▶ The exercise: Skip the pictures. Reproduce all other material exactly.

<<<<

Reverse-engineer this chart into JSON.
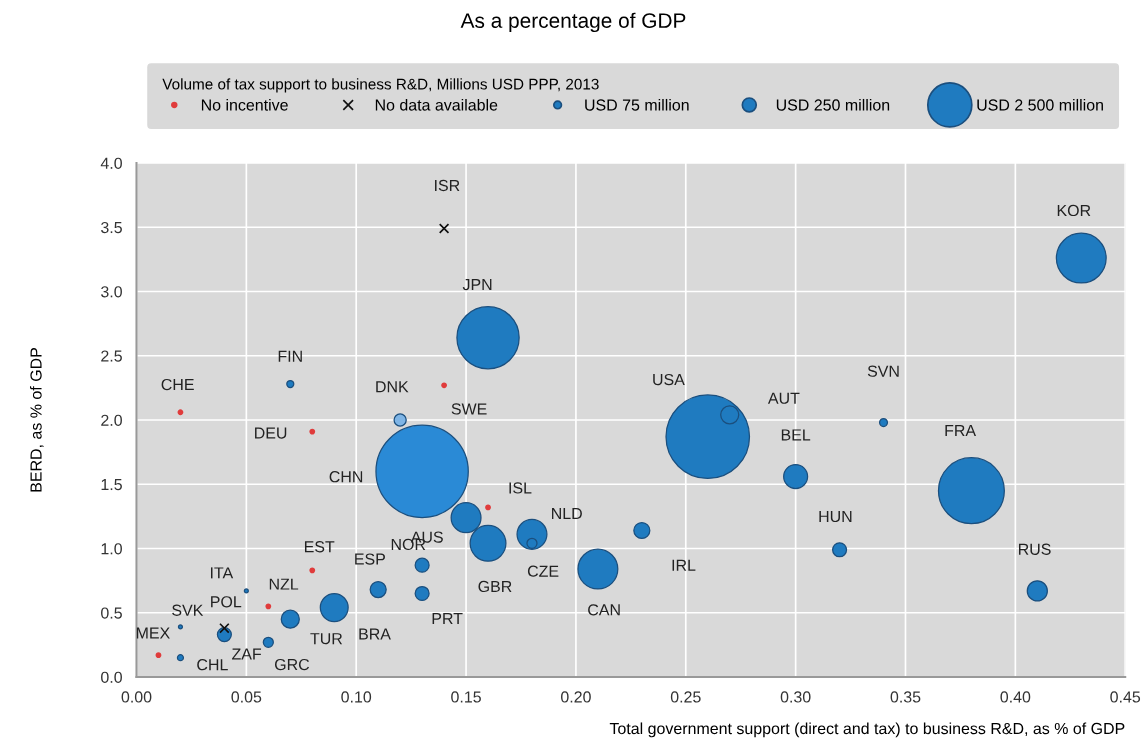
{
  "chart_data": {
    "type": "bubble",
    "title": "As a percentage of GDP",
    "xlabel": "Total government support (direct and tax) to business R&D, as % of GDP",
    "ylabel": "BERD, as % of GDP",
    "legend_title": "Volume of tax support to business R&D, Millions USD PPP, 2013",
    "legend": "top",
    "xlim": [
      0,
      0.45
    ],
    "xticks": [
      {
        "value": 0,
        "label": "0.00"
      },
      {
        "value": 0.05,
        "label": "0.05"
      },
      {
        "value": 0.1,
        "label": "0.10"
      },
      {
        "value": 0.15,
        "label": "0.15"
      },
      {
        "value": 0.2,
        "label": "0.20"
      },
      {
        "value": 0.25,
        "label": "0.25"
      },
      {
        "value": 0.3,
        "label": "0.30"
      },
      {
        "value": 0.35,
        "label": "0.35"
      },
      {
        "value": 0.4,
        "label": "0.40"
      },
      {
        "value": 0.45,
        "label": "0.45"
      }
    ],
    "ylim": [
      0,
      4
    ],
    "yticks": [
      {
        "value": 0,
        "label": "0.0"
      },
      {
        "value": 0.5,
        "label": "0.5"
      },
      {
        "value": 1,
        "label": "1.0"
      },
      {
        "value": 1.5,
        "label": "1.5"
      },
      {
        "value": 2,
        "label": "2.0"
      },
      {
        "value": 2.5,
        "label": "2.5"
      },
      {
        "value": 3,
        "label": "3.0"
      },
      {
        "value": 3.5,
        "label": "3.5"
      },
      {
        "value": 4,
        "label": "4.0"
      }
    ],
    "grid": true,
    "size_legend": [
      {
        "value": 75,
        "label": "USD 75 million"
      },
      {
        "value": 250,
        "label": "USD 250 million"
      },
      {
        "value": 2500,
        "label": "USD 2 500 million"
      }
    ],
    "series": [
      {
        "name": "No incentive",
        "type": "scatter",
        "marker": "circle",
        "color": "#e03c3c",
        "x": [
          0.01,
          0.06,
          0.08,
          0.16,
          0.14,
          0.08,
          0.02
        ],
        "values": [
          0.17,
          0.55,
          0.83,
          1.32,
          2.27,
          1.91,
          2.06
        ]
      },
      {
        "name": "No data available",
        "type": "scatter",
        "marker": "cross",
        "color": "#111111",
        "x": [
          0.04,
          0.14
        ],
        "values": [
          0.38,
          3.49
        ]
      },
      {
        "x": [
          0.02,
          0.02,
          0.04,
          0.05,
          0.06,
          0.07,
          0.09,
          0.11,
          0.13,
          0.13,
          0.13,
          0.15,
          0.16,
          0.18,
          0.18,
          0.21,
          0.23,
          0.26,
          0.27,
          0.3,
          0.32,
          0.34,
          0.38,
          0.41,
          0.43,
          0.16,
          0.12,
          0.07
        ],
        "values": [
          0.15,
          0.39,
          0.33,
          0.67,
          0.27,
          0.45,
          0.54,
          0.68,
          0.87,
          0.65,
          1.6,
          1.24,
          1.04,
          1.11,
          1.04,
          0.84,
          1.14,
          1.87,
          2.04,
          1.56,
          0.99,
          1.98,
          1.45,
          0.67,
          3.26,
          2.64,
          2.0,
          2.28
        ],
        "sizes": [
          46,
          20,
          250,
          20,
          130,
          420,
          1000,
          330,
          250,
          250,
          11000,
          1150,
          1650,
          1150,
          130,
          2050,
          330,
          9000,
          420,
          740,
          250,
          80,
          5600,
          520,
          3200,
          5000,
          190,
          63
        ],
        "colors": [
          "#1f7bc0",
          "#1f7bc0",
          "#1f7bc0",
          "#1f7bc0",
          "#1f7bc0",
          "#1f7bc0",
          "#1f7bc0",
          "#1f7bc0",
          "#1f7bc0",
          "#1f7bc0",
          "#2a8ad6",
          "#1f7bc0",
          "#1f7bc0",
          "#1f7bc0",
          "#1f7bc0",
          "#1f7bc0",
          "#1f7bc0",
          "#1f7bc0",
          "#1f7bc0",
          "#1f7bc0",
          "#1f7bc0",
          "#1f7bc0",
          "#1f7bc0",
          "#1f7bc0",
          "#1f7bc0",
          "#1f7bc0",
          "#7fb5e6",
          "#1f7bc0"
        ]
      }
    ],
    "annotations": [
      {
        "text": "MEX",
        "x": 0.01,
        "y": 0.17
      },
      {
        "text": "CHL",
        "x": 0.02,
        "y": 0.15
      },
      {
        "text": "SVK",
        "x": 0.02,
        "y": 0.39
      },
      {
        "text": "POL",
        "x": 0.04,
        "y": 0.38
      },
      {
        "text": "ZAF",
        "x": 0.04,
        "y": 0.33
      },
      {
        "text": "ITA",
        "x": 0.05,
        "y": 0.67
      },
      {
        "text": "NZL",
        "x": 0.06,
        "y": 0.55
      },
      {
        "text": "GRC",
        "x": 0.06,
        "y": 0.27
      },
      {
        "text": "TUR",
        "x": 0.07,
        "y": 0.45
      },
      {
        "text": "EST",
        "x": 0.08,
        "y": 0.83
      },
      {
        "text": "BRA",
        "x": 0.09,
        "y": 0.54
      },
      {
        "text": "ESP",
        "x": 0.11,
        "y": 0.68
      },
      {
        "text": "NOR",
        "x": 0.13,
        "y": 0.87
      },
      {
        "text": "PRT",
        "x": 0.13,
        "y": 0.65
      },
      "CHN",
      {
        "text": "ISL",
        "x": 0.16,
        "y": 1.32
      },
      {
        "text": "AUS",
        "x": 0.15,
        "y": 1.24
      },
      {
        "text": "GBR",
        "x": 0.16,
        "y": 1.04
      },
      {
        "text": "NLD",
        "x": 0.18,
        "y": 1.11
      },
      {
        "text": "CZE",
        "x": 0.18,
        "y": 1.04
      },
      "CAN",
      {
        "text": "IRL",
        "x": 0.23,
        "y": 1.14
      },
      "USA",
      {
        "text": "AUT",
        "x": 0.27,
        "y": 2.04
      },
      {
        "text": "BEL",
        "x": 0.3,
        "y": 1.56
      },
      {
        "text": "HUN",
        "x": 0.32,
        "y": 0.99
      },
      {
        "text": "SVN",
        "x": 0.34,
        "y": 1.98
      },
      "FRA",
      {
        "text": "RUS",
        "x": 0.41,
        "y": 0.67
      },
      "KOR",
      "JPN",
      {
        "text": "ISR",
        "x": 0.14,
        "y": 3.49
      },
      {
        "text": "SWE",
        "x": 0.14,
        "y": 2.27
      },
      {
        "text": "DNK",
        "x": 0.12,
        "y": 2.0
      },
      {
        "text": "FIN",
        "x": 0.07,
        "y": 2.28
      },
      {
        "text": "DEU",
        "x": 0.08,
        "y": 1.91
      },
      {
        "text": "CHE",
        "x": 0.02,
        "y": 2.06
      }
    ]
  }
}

>>>>

▶ Expected output:
Reverse-engineer this chart into JSON.
{
  "chart_data": {
    "type": "bubble",
    "title": "As a percentage of GDP",
    "xlabel": "Total government support (direct and tax) to business R&D, as % of GDP",
    "ylabel": "BERD, as % of GDP",
    "legend_title": "Volume of tax support to business R&D, Millions USD PPP, 2013",
    "legend": "top",
    "xlim": [
      0,
      0.45
    ],
    "xticks": [
      {
        "value": 0,
        "label": "0.00"
      },
      {
        "value": 0.05,
        "label": "0.05"
      },
      {
        "value": 0.1,
        "label": "0.10"
      },
      {
        "value": 0.15,
        "label": "0.15"
      },
      {
        "value": 0.2,
        "label": "0.20"
      },
      {
        "value": 0.25,
        "label": "0.25"
      },
      {
        "value": 0.3,
        "label": "0.30"
      },
      {
        "value": 0.35,
        "label": "0.35"
      },
      {
        "value": 0.4,
        "label": "0.40"
      },
      {
        "value": 0.45,
        "label": "0.45"
      }
    ],
    "ylim": [
      0,
      4
    ],
    "yticks": [
      {
        "value": 0,
        "label": "0.0"
      },
      {
        "value": 0.5,
        "label": "0.5"
      },
      {
        "value": 1,
        "label": "1.0"
      },
      {
        "value": 1.5,
        "label": "1.5"
      },
      {
        "value": 2,
        "label": "2.0"
      },
      {
        "value": 2.5,
        "label": "2.5"
      },
      {
        "value": 3,
        "label": "3.0"
      },
      {
        "value": 3.5,
        "label": "3.5"
      },
      {
        "value": 4,
        "label": "4.0"
      }
    ],
    "grid": true,
    "size_legend": [
      {
        "value": 75,
        "label": "USD 75 million"
      },
      {
        "value": 250,
        "label": "USD 250 million"
      },
      {
        "value": 2500,
        "label": "USD 2 500 million"
      }
    ],
    "series": [
      {
        "name": "No incentive",
        "type": "scatter",
        "marker": "circle",
        "color": "#e03c3c",
        "x": [
          0.01,
          0.06,
          0.08,
          0.16,
          0.14,
          0.08,
          0.02
        ],
        "values": [
          0.17,
          0.55,
          0.83,
          1.32,
          2.27,
          1.91,
          2.06
        ]
      },
      {
        "name": "No data available",
        "type": "scatter",
        "marker": "cross",
        "color": "#111111",
        "x": [
          0.04,
          0.14
        ],
        "values": [
          0.38,
          3.49
        ]
      },
      {
        "x": [
          0.02,
          0.02,
          0.04,
          0.05,
          0.06,
          0.07,
          0.09,
          0.11,
          0.13,
          0.13,
          0.13,
          0.15,
          0.16,
          0.18,
          0.18,
          0.21,
          0.23,
          0.26,
          0.27,
          0.3,
          0.32,
          0.34,
          0.38,
          0.41,
          0.43,
          0.16,
          0.12,
          0.07
        ],
        "values": [
          0.15,
          0.39,
          0.33,
          0.67,
          0.27,
          0.45,
          0.54,
          0.68,
          0.87,
          0.65,
          1.6,
          1.24,
          1.04,
          1.11,
          1.04,
          0.84,
          1.14,
          1.87,
          2.04,
          1.56,
          0.99,
          1.98,
          1.45,
          0.67,
          3.26,
          2.64,
          2.0,
          2.28
        ],
        "sizes": [
          46,
          20,
          250,
          20,
          130,
          420,
          1000,
          330,
          250,
          250,
          11000,
          1150,
          1650,
          1150,
          130,
          2050,
          330,
          9000,
          420,
          740,
          250,
          80,
          5600,
          520,
          3200,
          5000,
          190,
          63
        ],
        "colors": [
          "#1f7bc0",
          "#1f7bc0",
          "#1f7bc0",
          "#1f7bc0",
          "#1f7bc0",
          "#1f7bc0",
          "#1f7bc0",
          "#1f7bc0",
          "#1f7bc0",
          "#1f7bc0",
          "#2a8ad6",
          "#1f7bc0",
          "#1f7bc0",
          "#1f7bc0",
          "#1f7bc0",
          "#1f7bc0",
          "#1f7bc0",
          "#1f7bc0",
          "#1f7bc0",
          "#1f7bc0",
          "#1f7bc0",
          "#1f7bc0",
          "#1f7bc0",
          "#1f7bc0",
          "#1f7bc0",
          "#1f7bc0",
          "#7fb5e6",
          "#1f7bc0"
        ]
      }
    ],
    "annotations": [
      {
        "text": "MEX",
        "x": 0.01,
        "y": 0.17
      },
      {
        "text": "CHL",
        "x": 0.02,
        "y": 0.15
      },
      {
        "text": "SVK",
        "x": 0.02,
        "y": 0.39
      },
      {
        "text": "POL",
        "x": 0.04,
        "y": 0.38
      },
      {
        "text": "ZAF",
        "x": 0.04,
        "y": 0.33
      },
      {
        "text": "ITA",
        "x": 0.05,
        "y": 0.67
      },
      {
        "text": "NZL",
        "x": 0.06,
        "y": 0.55
      },
      {
        "text": "GRC",
        "x": 0.06,
        "y": 0.27
      },
      {
        "text": "TUR",
        "x": 0.07,
        "y": 0.45
      },
      {
        "text": "EST",
        "x": 0.08,
        "y": 0.83
      },
      {
        "text": "BRA",
        "x": 0.09,
        "y": 0.54
      },
      {
        "text": "ESP",
        "x": 0.11,
        "y": 0.68
      },
      {
        "text": "NOR",
        "x": 0.13,
        "y": 0.87
      },
      {
        "text": "PRT",
        "x": 0.13,
        "y": 0.65
      },
      "CHN",
      {
        "text": "ISL",
        "x": 0.16,
        "y": 1.32
      },
      {
        "text": "AUS",
        "x": 0.15,
        "y": 1.24
      },
      {
        "text": "GBR",
        "x": 0.16,
        "y": 1.04
      },
      {
        "text": "NLD",
        "x": 0.18,
        "y": 1.11
      },
      {
        "text": "CZE",
        "x": 0.18,
        "y": 1.04
      },
      "CAN",
      {
        "text": "IRL",
        "x": 0.23,
        "y": 1.14
      },
      "USA",
      {
        "text": "AUT",
        "x": 0.27,
        "y": 2.04
      },
      {
        "text": "BEL",
        "x": 0.3,
        "y": 1.56
      },
      {
        "text": "HUN",
        "x": 0.32,
        "y": 0.99
      },
      {
        "text": "SVN",
        "x": 0.34,
        "y": 1.98
      },
      "FRA",
      {
        "text": "RUS",
        "x": 0.41,
        "y": 0.67
      },
      "KOR",
      "JPN",
      {
        "text": "ISR",
        "x": 0.14,
        "y": 3.49
      },
      {
        "text": "SWE",
        "x": 0.14,
        "y": 2.27
      },
      {
        "text": "DNK",
        "x": 0.12,
        "y": 2.0
      },
      {
        "text": "FIN",
        "x": 0.07,
        "y": 2.28
      },
      {
        "text": "DEU",
        "x": 0.08,
        "y": 1.91
      },
      {
        "text": "CHE",
        "x": 0.02,
        "y": 2.06
      }
    ]
  }
}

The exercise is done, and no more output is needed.